Reproduce each line of the material exactly, minus any picture.

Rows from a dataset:
⁂
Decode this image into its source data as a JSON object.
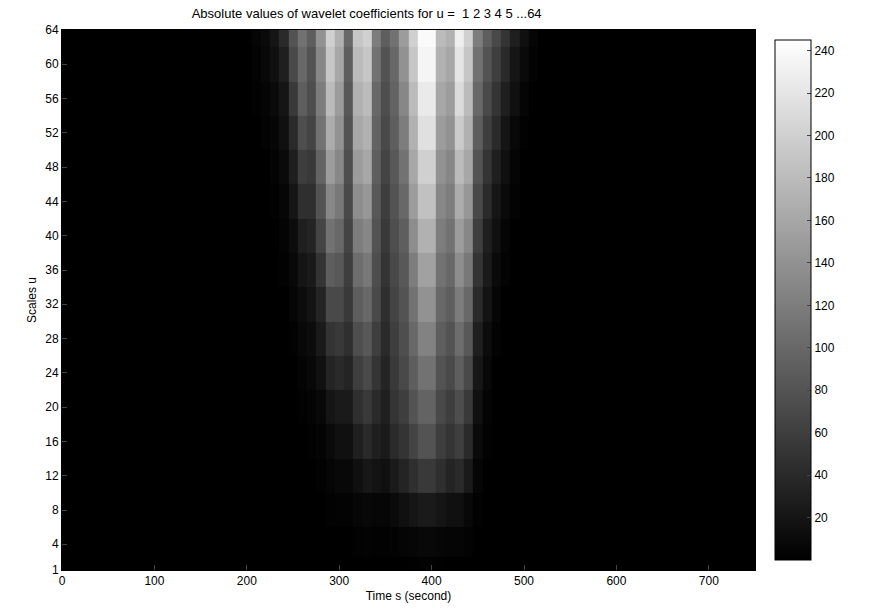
{
  "chart_data": {
    "type": "heatmap",
    "title": "Absolute values of wavelet coefficients for u =  1 2 3 4 5 ...64",
    "x_label": "Time s (second)",
    "y_label": "Scales u",
    "color": "gray",
    "x": [
      0,
      100,
      180,
      200,
      210,
      220,
      230,
      240,
      250,
      260,
      270,
      280,
      290,
      300,
      310,
      320,
      330,
      340,
      350,
      360,
      370,
      380,
      390,
      400,
      410,
      420,
      430,
      440,
      450,
      460,
      470,
      480,
      490,
      500,
      510,
      520,
      540,
      650,
      750
    ],
    "y": [
      1,
      4,
      8,
      12,
      16,
      20,
      24,
      28,
      32,
      36,
      40,
      44,
      48,
      52,
      56,
      60,
      64
    ],
    "z": [
      [
        0,
        0,
        0,
        0,
        0,
        0,
        0,
        0,
        0,
        0,
        0,
        0,
        0,
        0,
        0,
        0,
        0,
        0,
        0,
        0,
        0,
        1,
        2,
        2,
        1,
        0,
        0,
        0,
        0,
        0,
        0,
        0,
        0,
        0,
        0,
        0,
        0,
        0,
        0
      ],
      [
        0,
        0,
        0,
        0,
        0,
        0,
        0,
        0,
        0,
        0,
        0,
        0,
        0,
        0,
        0,
        2,
        3,
        2,
        2,
        3,
        5,
        6,
        8,
        8,
        6,
        5,
        5,
        3,
        0,
        0,
        0,
        0,
        0,
        0,
        0,
        0,
        0,
        0,
        0
      ],
      [
        0,
        0,
        0,
        0,
        0,
        0,
        0,
        0,
        0,
        0,
        0,
        0,
        2,
        3,
        3,
        6,
        8,
        6,
        6,
        10,
        15,
        20,
        25,
        25,
        20,
        15,
        15,
        8,
        2,
        0,
        0,
        0,
        0,
        0,
        0,
        0,
        0,
        0,
        0
      ],
      [
        0,
        0,
        0,
        0,
        0,
        0,
        0,
        0,
        0,
        0,
        0,
        2,
        5,
        8,
        8,
        15,
        22,
        18,
        15,
        25,
        35,
        45,
        55,
        55,
        45,
        35,
        40,
        25,
        5,
        0,
        0,
        0,
        0,
        0,
        0,
        0,
        0,
        0,
        0
      ],
      [
        0,
        0,
        0,
        0,
        0,
        0,
        0,
        0,
        0,
        0,
        2,
        4,
        10,
        15,
        15,
        30,
        40,
        30,
        25,
        40,
        50,
        65,
        80,
        80,
        60,
        50,
        60,
        40,
        10,
        2,
        0,
        0,
        0,
        0,
        0,
        0,
        0,
        0,
        0
      ],
      [
        0,
        0,
        0,
        0,
        0,
        0,
        0,
        0,
        0,
        2,
        4,
        8,
        20,
        25,
        25,
        45,
        55,
        40,
        30,
        50,
        60,
        80,
        95,
        95,
        70,
        60,
        75,
        55,
        15,
        4,
        0,
        0,
        0,
        0,
        0,
        0,
        0,
        0,
        0
      ],
      [
        0,
        0,
        0,
        0,
        0,
        0,
        0,
        0,
        0,
        4,
        8,
        15,
        35,
        40,
        35,
        60,
        70,
        50,
        35,
        55,
        70,
        90,
        110,
        110,
        80,
        70,
        90,
        70,
        22,
        8,
        0,
        0,
        0,
        0,
        0,
        0,
        0,
        0,
        0
      ],
      [
        0,
        0,
        0,
        0,
        0,
        0,
        0,
        0,
        2,
        8,
        12,
        25,
        50,
        55,
        45,
        75,
        85,
        60,
        40,
        60,
        75,
        100,
        125,
        125,
        90,
        80,
        105,
        85,
        30,
        12,
        3,
        0,
        0,
        0,
        0,
        0,
        0,
        0,
        0
      ],
      [
        0,
        0,
        0,
        0,
        0,
        0,
        0,
        0,
        5,
        12,
        18,
        35,
        70,
        70,
        55,
        90,
        100,
        70,
        45,
        65,
        80,
        110,
        140,
        140,
        100,
        90,
        120,
        100,
        40,
        18,
        6,
        0,
        0,
        0,
        0,
        0,
        0,
        0,
        0
      ],
      [
        0,
        0,
        0,
        0,
        0,
        0,
        0,
        2,
        8,
        20,
        25,
        50,
        90,
        85,
        60,
        105,
        115,
        75,
        50,
        70,
        85,
        120,
        155,
        155,
        110,
        100,
        135,
        115,
        50,
        25,
        10,
        3,
        0,
        0,
        0,
        0,
        0,
        0,
        0
      ],
      [
        0,
        0,
        0,
        0,
        0,
        0,
        0,
        4,
        12,
        30,
        35,
        65,
        110,
        100,
        65,
        120,
        130,
        80,
        55,
        75,
        90,
        135,
        170,
        170,
        120,
        110,
        150,
        130,
        60,
        30,
        15,
        5,
        0,
        0,
        0,
        0,
        0,
        0,
        0
      ],
      [
        0,
        0,
        0,
        0,
        0,
        0,
        2,
        6,
        20,
        45,
        45,
        80,
        130,
        115,
        70,
        135,
        145,
        85,
        60,
        80,
        100,
        150,
        185,
        185,
        130,
        120,
        165,
        145,
        70,
        40,
        20,
        10,
        3,
        0,
        0,
        0,
        0,
        0,
        0
      ],
      [
        0,
        0,
        0,
        0,
        0,
        0,
        4,
        10,
        30,
        60,
        55,
        95,
        150,
        130,
        75,
        150,
        160,
        90,
        65,
        85,
        110,
        160,
        200,
        200,
        140,
        130,
        180,
        160,
        80,
        50,
        30,
        15,
        5,
        0,
        0,
        0,
        0,
        0,
        0
      ],
      [
        0,
        0,
        0,
        0,
        0,
        3,
        6,
        15,
        40,
        75,
        65,
        110,
        165,
        140,
        80,
        160,
        170,
        95,
        70,
        90,
        120,
        170,
        215,
        215,
        150,
        140,
        195,
        170,
        90,
        60,
        40,
        20,
        8,
        2,
        0,
        0,
        0,
        0,
        0
      ],
      [
        0,
        0,
        0,
        0,
        2,
        5,
        10,
        20,
        55,
        90,
        75,
        120,
        180,
        150,
        85,
        170,
        180,
        100,
        75,
        95,
        130,
        180,
        225,
        225,
        160,
        150,
        210,
        180,
        100,
        70,
        50,
        30,
        15,
        5,
        0,
        0,
        0,
        0,
        0
      ],
      [
        0,
        0,
        0,
        0,
        3,
        8,
        15,
        30,
        70,
        100,
        80,
        130,
        190,
        160,
        90,
        180,
        190,
        110,
        80,
        100,
        140,
        190,
        235,
        235,
        170,
        160,
        220,
        190,
        110,
        80,
        60,
        40,
        20,
        10,
        3,
        0,
        0,
        0,
        0
      ],
      [
        0,
        0,
        0,
        0,
        5,
        10,
        20,
        40,
        80,
        110,
        90,
        140,
        200,
        170,
        100,
        190,
        200,
        120,
        90,
        110,
        150,
        200,
        240,
        240,
        180,
        170,
        230,
        200,
        120,
        90,
        70,
        50,
        30,
        15,
        5,
        0,
        0,
        0,
        0
      ]
    ],
    "xlim": [
      0,
      750
    ],
    "ylim": [
      1,
      64
    ],
    "xticks": [
      0,
      100,
      200,
      300,
      400,
      500,
      600,
      700
    ],
    "yticks": [
      1,
      4,
      8,
      12,
      16,
      20,
      24,
      28,
      32,
      36,
      40,
      44,
      48,
      52,
      56,
      60,
      64
    ],
    "zlim": [
      0,
      245
    ],
    "zticks": [
      20,
      40,
      60,
      80,
      100,
      120,
      140,
      160,
      180,
      200,
      220,
      240
    ]
  }
}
⁂
SOLUTION BELOW:
Decode this image into its source data as a JSON object.
{
  "chart_data": {
    "type": "heatmap",
    "title": "Absolute values of wavelet coefficients for u =  1 2 3 4 5 ...64",
    "x_label": "Time s (second)",
    "y_label": "Scales u",
    "color": "gray",
    "x": [
      0,
      100,
      180,
      200,
      210,
      220,
      230,
      240,
      250,
      260,
      270,
      280,
      290,
      300,
      310,
      320,
      330,
      340,
      350,
      360,
      370,
      380,
      390,
      400,
      410,
      420,
      430,
      440,
      450,
      460,
      470,
      480,
      490,
      500,
      510,
      520,
      540,
      650,
      750
    ],
    "y": [
      1,
      4,
      8,
      12,
      16,
      20,
      24,
      28,
      32,
      36,
      40,
      44,
      48,
      52,
      56,
      60,
      64
    ],
    "z": [
      [
        0,
        0,
        0,
        0,
        0,
        0,
        0,
        0,
        0,
        0,
        0,
        0,
        0,
        0,
        0,
        0,
        0,
        0,
        0,
        0,
        0,
        1,
        2,
        2,
        1,
        0,
        0,
        0,
        0,
        0,
        0,
        0,
        0,
        0,
        0,
        0,
        0,
        0,
        0
      ],
      [
        0,
        0,
        0,
        0,
        0,
        0,
        0,
        0,
        0,
        0,
        0,
        0,
        0,
        0,
        0,
        2,
        3,
        2,
        2,
        3,
        5,
        6,
        8,
        8,
        6,
        5,
        5,
        3,
        0,
        0,
        0,
        0,
        0,
        0,
        0,
        0,
        0,
        0,
        0
      ],
      [
        0,
        0,
        0,
        0,
        0,
        0,
        0,
        0,
        0,
        0,
        0,
        0,
        2,
        3,
        3,
        6,
        8,
        6,
        6,
        10,
        15,
        20,
        25,
        25,
        20,
        15,
        15,
        8,
        2,
        0,
        0,
        0,
        0,
        0,
        0,
        0,
        0,
        0,
        0
      ],
      [
        0,
        0,
        0,
        0,
        0,
        0,
        0,
        0,
        0,
        0,
        0,
        2,
        5,
        8,
        8,
        15,
        22,
        18,
        15,
        25,
        35,
        45,
        55,
        55,
        45,
        35,
        40,
        25,
        5,
        0,
        0,
        0,
        0,
        0,
        0,
        0,
        0,
        0,
        0
      ],
      [
        0,
        0,
        0,
        0,
        0,
        0,
        0,
        0,
        0,
        0,
        2,
        4,
        10,
        15,
        15,
        30,
        40,
        30,
        25,
        40,
        50,
        65,
        80,
        80,
        60,
        50,
        60,
        40,
        10,
        2,
        0,
        0,
        0,
        0,
        0,
        0,
        0,
        0,
        0
      ],
      [
        0,
        0,
        0,
        0,
        0,
        0,
        0,
        0,
        0,
        2,
        4,
        8,
        20,
        25,
        25,
        45,
        55,
        40,
        30,
        50,
        60,
        80,
        95,
        95,
        70,
        60,
        75,
        55,
        15,
        4,
        0,
        0,
        0,
        0,
        0,
        0,
        0,
        0,
        0
      ],
      [
        0,
        0,
        0,
        0,
        0,
        0,
        0,
        0,
        0,
        4,
        8,
        15,
        35,
        40,
        35,
        60,
        70,
        50,
        35,
        55,
        70,
        90,
        110,
        110,
        80,
        70,
        90,
        70,
        22,
        8,
        0,
        0,
        0,
        0,
        0,
        0,
        0,
        0,
        0
      ],
      [
        0,
        0,
        0,
        0,
        0,
        0,
        0,
        0,
        2,
        8,
        12,
        25,
        50,
        55,
        45,
        75,
        85,
        60,
        40,
        60,
        75,
        100,
        125,
        125,
        90,
        80,
        105,
        85,
        30,
        12,
        3,
        0,
        0,
        0,
        0,
        0,
        0,
        0,
        0
      ],
      [
        0,
        0,
        0,
        0,
        0,
        0,
        0,
        0,
        5,
        12,
        18,
        35,
        70,
        70,
        55,
        90,
        100,
        70,
        45,
        65,
        80,
        110,
        140,
        140,
        100,
        90,
        120,
        100,
        40,
        18,
        6,
        0,
        0,
        0,
        0,
        0,
        0,
        0,
        0
      ],
      [
        0,
        0,
        0,
        0,
        0,
        0,
        0,
        2,
        8,
        20,
        25,
        50,
        90,
        85,
        60,
        105,
        115,
        75,
        50,
        70,
        85,
        120,
        155,
        155,
        110,
        100,
        135,
        115,
        50,
        25,
        10,
        3,
        0,
        0,
        0,
        0,
        0,
        0,
        0
      ],
      [
        0,
        0,
        0,
        0,
        0,
        0,
        0,
        4,
        12,
        30,
        35,
        65,
        110,
        100,
        65,
        120,
        130,
        80,
        55,
        75,
        90,
        135,
        170,
        170,
        120,
        110,
        150,
        130,
        60,
        30,
        15,
        5,
        0,
        0,
        0,
        0,
        0,
        0,
        0
      ],
      [
        0,
        0,
        0,
        0,
        0,
        0,
        2,
        6,
        20,
        45,
        45,
        80,
        130,
        115,
        70,
        135,
        145,
        85,
        60,
        80,
        100,
        150,
        185,
        185,
        130,
        120,
        165,
        145,
        70,
        40,
        20,
        10,
        3,
        0,
        0,
        0,
        0,
        0,
        0
      ],
      [
        0,
        0,
        0,
        0,
        0,
        0,
        4,
        10,
        30,
        60,
        55,
        95,
        150,
        130,
        75,
        150,
        160,
        90,
        65,
        85,
        110,
        160,
        200,
        200,
        140,
        130,
        180,
        160,
        80,
        50,
        30,
        15,
        5,
        0,
        0,
        0,
        0,
        0,
        0
      ],
      [
        0,
        0,
        0,
        0,
        0,
        3,
        6,
        15,
        40,
        75,
        65,
        110,
        165,
        140,
        80,
        160,
        170,
        95,
        70,
        90,
        120,
        170,
        215,
        215,
        150,
        140,
        195,
        170,
        90,
        60,
        40,
        20,
        8,
        2,
        0,
        0,
        0,
        0,
        0
      ],
      [
        0,
        0,
        0,
        0,
        2,
        5,
        10,
        20,
        55,
        90,
        75,
        120,
        180,
        150,
        85,
        170,
        180,
        100,
        75,
        95,
        130,
        180,
        225,
        225,
        160,
        150,
        210,
        180,
        100,
        70,
        50,
        30,
        15,
        5,
        0,
        0,
        0,
        0,
        0
      ],
      [
        0,
        0,
        0,
        0,
        3,
        8,
        15,
        30,
        70,
        100,
        80,
        130,
        190,
        160,
        90,
        180,
        190,
        110,
        80,
        100,
        140,
        190,
        235,
        235,
        170,
        160,
        220,
        190,
        110,
        80,
        60,
        40,
        20,
        10,
        3,
        0,
        0,
        0,
        0
      ],
      [
        0,
        0,
        0,
        0,
        5,
        10,
        20,
        40,
        80,
        110,
        90,
        140,
        200,
        170,
        100,
        190,
        200,
        120,
        90,
        110,
        150,
        200,
        240,
        240,
        180,
        170,
        230,
        200,
        120,
        90,
        70,
        50,
        30,
        15,
        5,
        0,
        0,
        0,
        0
      ]
    ],
    "xlim": [
      0,
      750
    ],
    "ylim": [
      1,
      64
    ],
    "xticks": [
      0,
      100,
      200,
      300,
      400,
      500,
      600,
      700
    ],
    "yticks": [
      1,
      4,
      8,
      12,
      16,
      20,
      24,
      28,
      32,
      36,
      40,
      44,
      48,
      52,
      56,
      60,
      64
    ],
    "zlim": [
      0,
      245
    ],
    "zticks": [
      20,
      40,
      60,
      80,
      100,
      120,
      140,
      160,
      180,
      200,
      220,
      240
    ]
  }
}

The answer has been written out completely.